---- Data for this task
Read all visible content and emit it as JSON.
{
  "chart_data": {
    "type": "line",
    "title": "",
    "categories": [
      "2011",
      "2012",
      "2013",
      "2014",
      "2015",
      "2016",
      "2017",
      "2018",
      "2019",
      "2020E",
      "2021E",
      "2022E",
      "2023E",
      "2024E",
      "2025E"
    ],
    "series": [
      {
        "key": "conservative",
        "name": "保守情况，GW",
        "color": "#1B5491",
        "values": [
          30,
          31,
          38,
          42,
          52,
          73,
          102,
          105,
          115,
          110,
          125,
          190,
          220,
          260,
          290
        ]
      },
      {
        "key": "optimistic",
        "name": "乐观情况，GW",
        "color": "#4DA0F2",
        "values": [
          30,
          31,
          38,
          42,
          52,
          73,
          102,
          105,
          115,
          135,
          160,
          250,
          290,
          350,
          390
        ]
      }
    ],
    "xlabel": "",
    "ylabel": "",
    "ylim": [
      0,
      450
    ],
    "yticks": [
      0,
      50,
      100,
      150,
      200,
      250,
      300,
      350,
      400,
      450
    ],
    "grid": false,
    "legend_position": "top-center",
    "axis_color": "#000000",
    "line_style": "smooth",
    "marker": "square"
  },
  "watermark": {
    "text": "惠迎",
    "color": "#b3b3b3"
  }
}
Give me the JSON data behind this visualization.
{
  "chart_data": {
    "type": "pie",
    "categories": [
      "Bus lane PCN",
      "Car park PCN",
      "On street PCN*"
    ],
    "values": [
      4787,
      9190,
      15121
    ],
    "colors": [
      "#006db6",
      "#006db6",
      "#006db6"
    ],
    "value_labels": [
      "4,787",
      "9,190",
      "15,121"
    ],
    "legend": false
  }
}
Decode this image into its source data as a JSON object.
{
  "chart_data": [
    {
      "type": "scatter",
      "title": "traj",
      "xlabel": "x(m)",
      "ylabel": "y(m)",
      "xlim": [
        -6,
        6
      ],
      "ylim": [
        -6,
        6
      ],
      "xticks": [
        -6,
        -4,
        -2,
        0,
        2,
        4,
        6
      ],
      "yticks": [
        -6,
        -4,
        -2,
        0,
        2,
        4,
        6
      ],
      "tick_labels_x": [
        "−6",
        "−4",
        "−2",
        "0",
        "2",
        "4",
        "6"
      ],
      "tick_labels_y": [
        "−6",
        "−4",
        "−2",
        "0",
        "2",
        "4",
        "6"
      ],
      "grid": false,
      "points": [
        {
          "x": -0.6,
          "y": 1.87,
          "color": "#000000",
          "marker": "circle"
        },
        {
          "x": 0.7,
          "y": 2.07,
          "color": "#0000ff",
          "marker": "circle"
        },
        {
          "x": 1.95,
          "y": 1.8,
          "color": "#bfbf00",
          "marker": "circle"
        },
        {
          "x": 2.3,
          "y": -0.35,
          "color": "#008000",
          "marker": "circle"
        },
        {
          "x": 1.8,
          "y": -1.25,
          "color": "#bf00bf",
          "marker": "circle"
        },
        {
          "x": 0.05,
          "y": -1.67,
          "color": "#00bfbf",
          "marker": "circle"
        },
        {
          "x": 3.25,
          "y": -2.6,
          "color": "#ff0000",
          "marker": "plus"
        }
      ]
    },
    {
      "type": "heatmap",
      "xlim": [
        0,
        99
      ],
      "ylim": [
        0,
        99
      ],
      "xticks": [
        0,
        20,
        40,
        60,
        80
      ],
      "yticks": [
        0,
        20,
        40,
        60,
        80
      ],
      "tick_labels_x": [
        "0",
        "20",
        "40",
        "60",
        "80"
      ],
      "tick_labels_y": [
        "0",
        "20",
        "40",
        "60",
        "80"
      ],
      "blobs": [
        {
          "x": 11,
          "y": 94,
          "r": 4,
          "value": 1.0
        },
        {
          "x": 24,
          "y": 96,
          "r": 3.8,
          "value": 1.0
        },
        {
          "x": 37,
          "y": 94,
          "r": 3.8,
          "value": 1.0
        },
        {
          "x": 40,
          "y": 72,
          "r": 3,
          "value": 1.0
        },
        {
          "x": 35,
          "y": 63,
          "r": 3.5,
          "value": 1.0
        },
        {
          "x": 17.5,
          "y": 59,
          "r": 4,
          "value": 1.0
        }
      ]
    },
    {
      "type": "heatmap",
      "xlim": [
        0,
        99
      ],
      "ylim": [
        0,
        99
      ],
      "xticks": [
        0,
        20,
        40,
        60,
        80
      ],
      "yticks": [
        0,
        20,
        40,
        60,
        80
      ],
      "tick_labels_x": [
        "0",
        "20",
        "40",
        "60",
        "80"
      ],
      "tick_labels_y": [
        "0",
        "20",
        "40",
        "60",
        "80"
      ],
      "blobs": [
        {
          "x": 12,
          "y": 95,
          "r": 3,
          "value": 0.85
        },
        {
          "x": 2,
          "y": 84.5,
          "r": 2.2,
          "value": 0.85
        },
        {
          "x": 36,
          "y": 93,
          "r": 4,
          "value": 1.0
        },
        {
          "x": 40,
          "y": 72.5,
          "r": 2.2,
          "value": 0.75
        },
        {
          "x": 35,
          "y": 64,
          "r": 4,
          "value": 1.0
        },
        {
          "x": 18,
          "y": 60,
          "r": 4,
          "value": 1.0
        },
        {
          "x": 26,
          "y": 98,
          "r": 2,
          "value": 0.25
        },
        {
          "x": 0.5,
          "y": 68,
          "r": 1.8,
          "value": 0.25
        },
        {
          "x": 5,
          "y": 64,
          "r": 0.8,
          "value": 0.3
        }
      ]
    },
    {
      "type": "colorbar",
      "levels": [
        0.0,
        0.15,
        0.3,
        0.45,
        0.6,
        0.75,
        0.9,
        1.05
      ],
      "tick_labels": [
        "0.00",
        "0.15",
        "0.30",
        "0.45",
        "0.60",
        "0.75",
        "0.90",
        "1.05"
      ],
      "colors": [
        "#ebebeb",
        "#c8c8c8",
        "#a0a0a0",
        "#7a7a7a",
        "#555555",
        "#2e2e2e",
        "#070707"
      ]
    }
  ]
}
--------
**Problem:** Using the listing above, reproduce each line without omission.

**Solved exercise:**
Read all visible content and emit it as JSON.
{
  "chart_data": {
    "type": "line",
    "title": "",
    "categories": [
      "2011",
      "2012",
      "2013",
      "2014",
      "2015",
      "2016",
      "2017",
      "2018",
      "2019",
      "2020E",
      "2021E",
      "2022E",
      "2023E",
      "2024E",
      "2025E"
    ],
    "series": [
      {
        "key": "conservative",
        "name": "保守情况，GW",
        "color": "#1B5491",
        "values": [
          30,
          31,
          38,
          42,
          52,
          73,
          102,
          105,
          115,
          110,
          125,
          190,
          220,
          260,
          290
        ]
      },
      {
        "key": "optimistic",
        "name": "乐观情况，GW",
        "color": "#4DA0F2",
        "values": [
          30,
          31,
          38,
          42,
          52,
          73,
          102,
          105,
          115,
          135,
          160,
          250,
          290,
          350,
          390
        ]
      }
    ],
    "xlabel": "",
    "ylabel": "",
    "ylim": [
      0,
      450
    ],
    "yticks": [
      0,
      50,
      100,
      150,
      200,
      250,
      300,
      350,
      400,
      450
    ],
    "grid": false,
    "legend_position": "top-center",
    "axis_color": "#000000",
    "line_style": "smooth",
    "marker": "square"
  },
  "watermark": {
    "text": "惠迎",
    "color": "#b3b3b3"
  }
}
Give me the JSON data behind this visualization.
{
  "chart_data": {
    "type": "pie",
    "categories": [
      "Bus lane PCN",
      "Car park PCN",
      "On street PCN*"
    ],
    "values": [
      4787,
      9190,
      15121
    ],
    "colors": [
      "#006db6",
      "#006db6",
      "#006db6"
    ],
    "value_labels": [
      "4,787",
      "9,190",
      "15,121"
    ],
    "legend": false
  }
}
Decode this image into its source data as a JSON object.
{
  "chart_data": [
    {
      "type": "scatter",
      "title": "traj",
      "xlabel": "x(m)",
      "ylabel": "y(m)",
      "xlim": [
        -6,
        6
      ],
      "ylim": [
        -6,
        6
      ],
      "xticks": [
        -6,
        -4,
        -2,
        0,
        2,
        4,
        6
      ],
      "yticks": [
        -6,
        -4,
        -2,
        0,
        2,
        4,
        6
      ],
      "tick_labels_x": [
        "−6",
        "−4",
        "−2",
        "0",
        "2",
        "4",
        "6"
      ],
      "tick_labels_y": [
        "−6",
        "−4",
        "−2",
        "0",
        "2",
        "4",
        "6"
      ],
      "grid": false,
      "points": [
        {
          "x": -0.6,
          "y": 1.87,
          "color": "#000000",
          "marker": "circle"
        },
        {
          "x": 0.7,
          "y": 2.07,
          "color": "#0000ff",
          "marker": "circle"
        },
        {
          "x": 1.95,
          "y": 1.8,
          "color": "#bfbf00",
          "marker": "circle"
        },
        {
          "x": 2.3,
          "y": -0.35,
          "color": "#008000",
          "marker": "circle"
        },
        {
          "x": 1.8,
          "y": -1.25,
          "color": "#bf00bf",
          "marker": "circle"
        },
        {
          "x": 0.05,
          "y": -1.67,
          "color": "#00bfbf",
          "marker": "circle"
        },
        {
          "x": 3.25,
          "y": -2.6,
          "color": "#ff0000",
          "marker": "plus"
        }
      ]
    },
    {
      "type": "heatmap",
      "xlim": [
        0,
        99
      ],
      "ylim": [
        0,
        99
      ],
      "xticks": [
        0,
        20,
        40,
        60,
        80
      ],
      "yticks": [
        0,
        20,
        40,
        60,
        80
      ],
      "tick_labels_x": [
        "0",
        "20",
        "40",
        "60",
        "80"
      ],
      "tick_labels_y": [
        "0",
        "20",
        "40",
        "60",
        "80"
      ],
      "blobs": [
        {
          "x": 11,
          "y": 94,
          "r": 4,
          "value": 1.0
        },
        {
          "x": 24,
          "y": 96,
          "r": 3.8,
          "value": 1.0
        },
        {
          "x": 37,
          "y": 94,
          "r": 3.8,
          "value": 1.0
        },
        {
          "x": 40,
          "y": 72,
          "r": 3,
          "value": 1.0
        },
        {
          "x": 35,
          "y": 63,
          "r": 3.5,
          "value": 1.0
        },
        {
          "x": 17.5,
          "y": 59,
          "r": 4,
          "value": 1.0
        }
      ]
    },
    {
      "type": "heatmap",
      "xlim": [
        0,
        99
      ],
      "ylim": [
        0,
        99
      ],
      "xticks": [
        0,
        20,
        40,
        60,
        80
      ],
      "yticks": [
        0,
        20,
        40,
        60,
        80
      ],
      "tick_labels_x": [
        "0",
        "20",
        "40",
        "60",
        "80"
      ],
      "tick_labels_y": [
        "0",
        "20",
        "40",
        "60",
        "80"
      ],
      "blobs": [
        {
          "x": 12,
          "y": 95,
          "r": 3,
          "value": 0.85
        },
        {
          "x": 2,
          "y": 84.5,
          "r": 2.2,
          "value": 0.85
        },
        {
          "x": 36,
          "y": 93,
          "r": 4,
          "value": 1.0
        },
        {
          "x": 40,
          "y": 72.5,
          "r": 2.2,
          "value": 0.75
        },
        {
          "x": 35,
          "y": 64,
          "r": 4,
          "value": 1.0
        },
        {
          "x": 18,
          "y": 60,
          "r": 4,
          "value": 1.0
        },
        {
          "x": 26,
          "y": 98,
          "r": 2,
          "value": 0.25
        },
        {
          "x": 0.5,
          "y": 68,
          "r": 1.8,
          "value": 0.25
        },
        {
          "x": 5,
          "y": 64,
          "r": 0.8,
          "value": 0.3
        }
      ]
    },
    {
      "type": "colorbar",
      "levels": [
        0.0,
        0.15,
        0.3,
        0.45,
        0.6,
        0.75,
        0.9,
        1.05
      ],
      "tick_labels": [
        "0.00",
        "0.15",
        "0.30",
        "0.45",
        "0.60",
        "0.75",
        "0.90",
        "1.05"
      ],
      "colors": [
        "#ebebeb",
        "#c8c8c8",
        "#a0a0a0",
        "#7a7a7a",
        "#555555",
        "#2e2e2e",
        "#070707"
      ]
    }
  ]
}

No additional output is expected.